CHALLENGE:
State only how many lines contain the string "name".

Data items:
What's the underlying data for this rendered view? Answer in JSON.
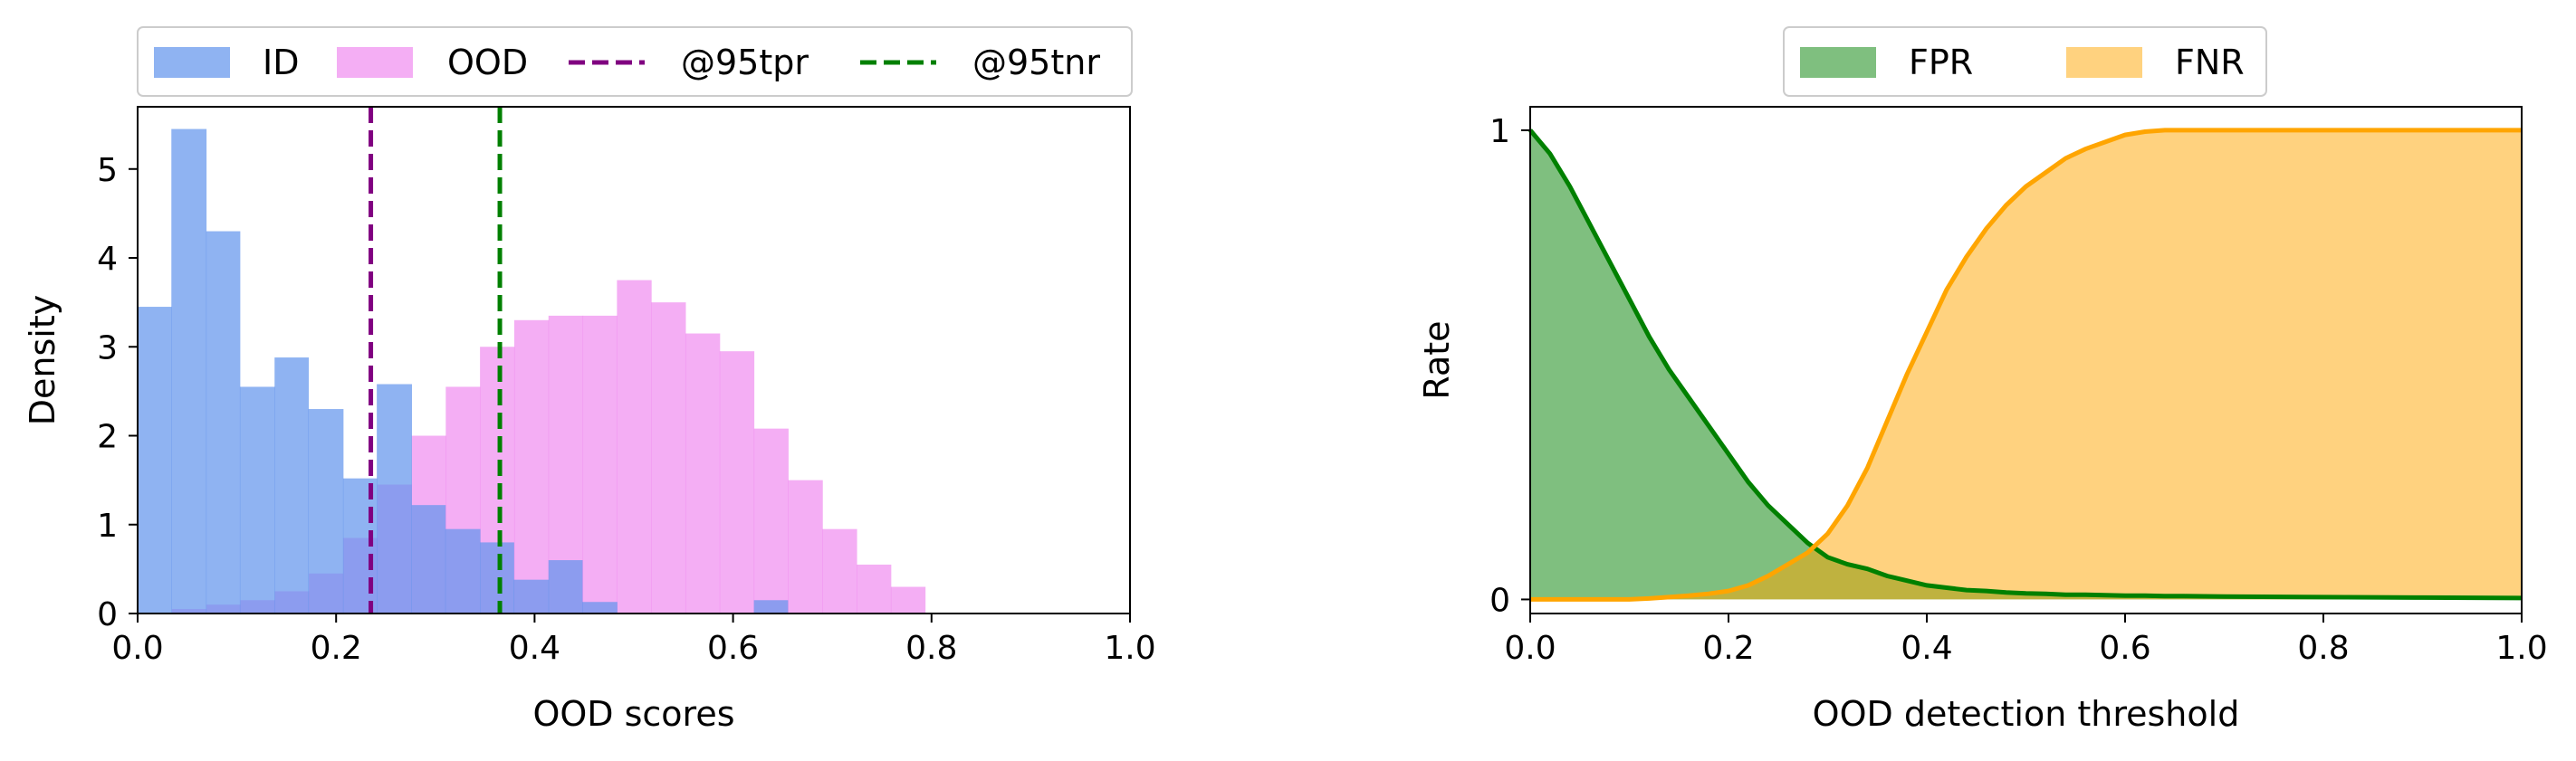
{
  "chart_data": [
    {
      "type": "histogram",
      "xlabel": "OOD scores",
      "ylabel": "Density",
      "xlim": [
        0.0,
        1.0
      ],
      "ylim": [
        0,
        5.7
      ],
      "xticks": [
        "0.0",
        "0.2",
        "0.4",
        "0.6",
        "0.8",
        "1.0"
      ],
      "yticks": [
        "0",
        "1",
        "2",
        "3",
        "4",
        "5"
      ],
      "legend": {
        "placement": "top-center",
        "entries": [
          {
            "label": "ID",
            "kind": "patch",
            "color": "#6495ED"
          },
          {
            "label": "OOD",
            "kind": "patch",
            "color": "#EE82EE"
          },
          {
            "label": "@95tpr",
            "kind": "dashed-line",
            "color": "#800080"
          },
          {
            "label": "@95tnr",
            "kind": "dashed-line",
            "color": "#008000"
          }
        ]
      },
      "bin_edges": [
        0.0,
        0.034,
        0.069,
        0.103,
        0.138,
        0.172,
        0.207,
        0.241,
        0.276,
        0.31,
        0.345,
        0.379,
        0.414,
        0.448,
        0.483,
        0.517,
        0.552,
        0.586,
        0.621,
        0.655,
        0.69
      ],
      "series": [
        {
          "name": "ID",
          "color": "#6495ED",
          "opacity": 0.72,
          "values": [
            3.45,
            5.45,
            4.3,
            2.55,
            2.88,
            2.3,
            1.52,
            2.58,
            1.22,
            0.95,
            0.8,
            0.38,
            0.6,
            0.13,
            0.0,
            0.0,
            0.0,
            0.0,
            0.15,
            0.0
          ]
        },
        {
          "name": "OOD",
          "color": "#EE82EE",
          "opacity": 0.65,
          "values": [
            0.0,
            0.05,
            0.1,
            0.15,
            0.25,
            0.45,
            0.85,
            1.45,
            2.0,
            2.55,
            3.0,
            3.3,
            3.35,
            3.35,
            3.75,
            3.5,
            3.15,
            2.95,
            2.08,
            1.5,
            0.95,
            0.55,
            0.3
          ]
        }
      ],
      "ood_bin_start": 0.0,
      "ood_bin_width": 0.0345,
      "vlines": [
        {
          "name": "@95tpr",
          "x": 0.235,
          "color": "#800080",
          "style": "dashed"
        },
        {
          "name": "@95tnr",
          "x": 0.365,
          "color": "#008000",
          "style": "dashed"
        }
      ],
      "grid": false
    },
    {
      "type": "area",
      "xlabel": "OOD detection threshold",
      "ylabel": "Rate",
      "xlim": [
        0.0,
        1.0
      ],
      "ylim": [
        -0.03,
        1.05
      ],
      "xticks": [
        "0.0",
        "0.2",
        "0.4",
        "0.6",
        "0.8",
        "1.0"
      ],
      "yticks": [
        "0",
        "1"
      ],
      "legend": {
        "placement": "top-center",
        "entries": [
          {
            "label": "FPR",
            "kind": "patch",
            "color": "#008000"
          },
          {
            "label": "FNR",
            "kind": "patch",
            "color": "#FFA500"
          }
        ]
      },
      "x": [
        0.0,
        0.02,
        0.04,
        0.06,
        0.08,
        0.1,
        0.12,
        0.14,
        0.16,
        0.18,
        0.2,
        0.22,
        0.24,
        0.26,
        0.28,
        0.3,
        0.32,
        0.34,
        0.36,
        0.38,
        0.4,
        0.42,
        0.44,
        0.46,
        0.48,
        0.5,
        0.52,
        0.54,
        0.56,
        0.58,
        0.6,
        0.62,
        0.64,
        0.66,
        0.7,
        0.8,
        0.9,
        1.0
      ],
      "series": [
        {
          "name": "FPR",
          "color": "#008000",
          "opacity": 0.5,
          "values": [
            1.0,
            0.95,
            0.88,
            0.8,
            0.72,
            0.64,
            0.56,
            0.49,
            0.43,
            0.37,
            0.31,
            0.25,
            0.2,
            0.16,
            0.12,
            0.09,
            0.075,
            0.065,
            0.05,
            0.04,
            0.03,
            0.025,
            0.02,
            0.018,
            0.015,
            0.013,
            0.012,
            0.01,
            0.01,
            0.009,
            0.008,
            0.008,
            0.007,
            0.007,
            0.006,
            0.005,
            0.004,
            0.003
          ]
        },
        {
          "name": "FNR",
          "color": "#FFA500",
          "opacity": 0.5,
          "values": [
            0.0,
            0.0,
            0.0,
            0.0,
            0.0,
            0.0,
            0.002,
            0.005,
            0.008,
            0.012,
            0.018,
            0.03,
            0.05,
            0.075,
            0.1,
            0.14,
            0.2,
            0.28,
            0.38,
            0.48,
            0.57,
            0.66,
            0.73,
            0.79,
            0.84,
            0.88,
            0.91,
            0.94,
            0.96,
            0.975,
            0.99,
            0.997,
            1.0,
            1.0,
            1.0,
            1.0,
            1.0,
            1.0
          ]
        }
      ],
      "grid": false
    }
  ]
}
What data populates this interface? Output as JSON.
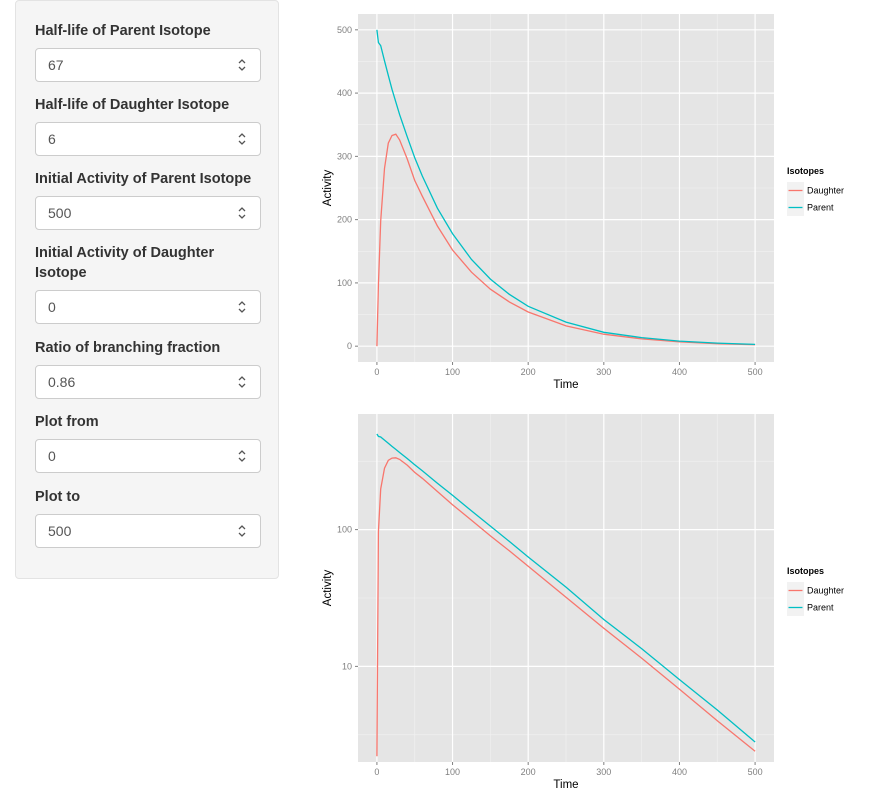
{
  "sidebar": {
    "fields": [
      {
        "label": "Half-life of Parent Isotope",
        "value": "67"
      },
      {
        "label": "Half-life of Daughter Isotope",
        "value": "6"
      },
      {
        "label": "Initial Activity of Parent Isotope",
        "value": "500"
      },
      {
        "label": "Initial Activity of Daughter Isotope",
        "value": "0"
      },
      {
        "label": "Ratio of branching fraction",
        "value": "0.86"
      },
      {
        "label": "Plot from",
        "value": "0"
      },
      {
        "label": "Plot to",
        "value": "500"
      }
    ]
  },
  "colors": {
    "daughter": "#F8766D",
    "parent": "#00BFC4",
    "panel_bg": "#E5E5E5",
    "grid": "#FFFFFF"
  },
  "chart_data": [
    {
      "type": "line",
      "title": "",
      "xlabel": "Time",
      "ylabel": "Activity",
      "xlim": [
        -25,
        525
      ],
      "ylim": [
        -25,
        525
      ],
      "yscale": "linear",
      "x_ticks": [
        0,
        100,
        200,
        300,
        400,
        500
      ],
      "y_ticks": [
        0,
        100,
        200,
        300,
        400,
        500
      ],
      "x_tick_labels": [
        "0",
        "100",
        "200",
        "300",
        "400",
        "500"
      ],
      "y_tick_labels": [
        "0",
        "100",
        "200",
        "300",
        "400",
        "500"
      ],
      "grid": true,
      "legend": {
        "title": "Isotopes",
        "position": "right"
      },
      "x": [
        0,
        2,
        5,
        10,
        15,
        20,
        25,
        30,
        40,
        50,
        60,
        80,
        100,
        125,
        150,
        175,
        200,
        250,
        300,
        350,
        400,
        450,
        500
      ],
      "series": [
        {
          "name": "Daughter",
          "values": [
            0,
            96,
            198,
            281,
            321,
            333,
            335,
            326,
            296,
            262,
            237,
            190,
            152,
            117,
            90,
            70,
            54,
            32,
            19,
            11.5,
            6.8,
            4,
            2.4
          ]
        },
        {
          "name": "Parent",
          "values": [
            500,
            480,
            475,
            451,
            428,
            406,
            386,
            366,
            331,
            298,
            269,
            218,
            178,
            137,
            106,
            82,
            63,
            38,
            22,
            13.5,
            8,
            4.8,
            2.8
          ]
        }
      ]
    },
    {
      "type": "line",
      "title": "",
      "xlabel": "Time",
      "ylabel": "Activity",
      "xlim": [
        -25,
        525
      ],
      "ylim": [
        2,
        700
      ],
      "yscale": "log",
      "x_ticks": [
        0,
        100,
        200,
        300,
        400,
        500
      ],
      "y_ticks": [
        10,
        100
      ],
      "x_tick_labels": [
        "0",
        "100",
        "200",
        "300",
        "400",
        "500"
      ],
      "y_tick_labels": [
        "10",
        "100"
      ],
      "grid": true,
      "legend": {
        "title": "Isotopes",
        "position": "right"
      },
      "x": [
        0,
        2,
        5,
        10,
        15,
        20,
        25,
        30,
        40,
        50,
        60,
        80,
        100,
        125,
        150,
        175,
        200,
        250,
        300,
        350,
        400,
        450,
        500
      ],
      "series": [
        {
          "name": "Daughter",
          "values": [
            2.2,
            96,
            198,
            281,
            321,
            333,
            335,
            326,
            296,
            262,
            237,
            190,
            152,
            117,
            90,
            70,
            54,
            32,
            19,
            11.5,
            6.8,
            4,
            2.4
          ]
        },
        {
          "name": "Parent",
          "values": [
            500,
            480,
            475,
            451,
            428,
            406,
            386,
            366,
            331,
            298,
            269,
            218,
            178,
            137,
            106,
            82,
            63,
            38,
            22,
            13.5,
            8,
            4.8,
            2.8
          ]
        }
      ]
    }
  ]
}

ANSWER TO THIS EXERCISE:
10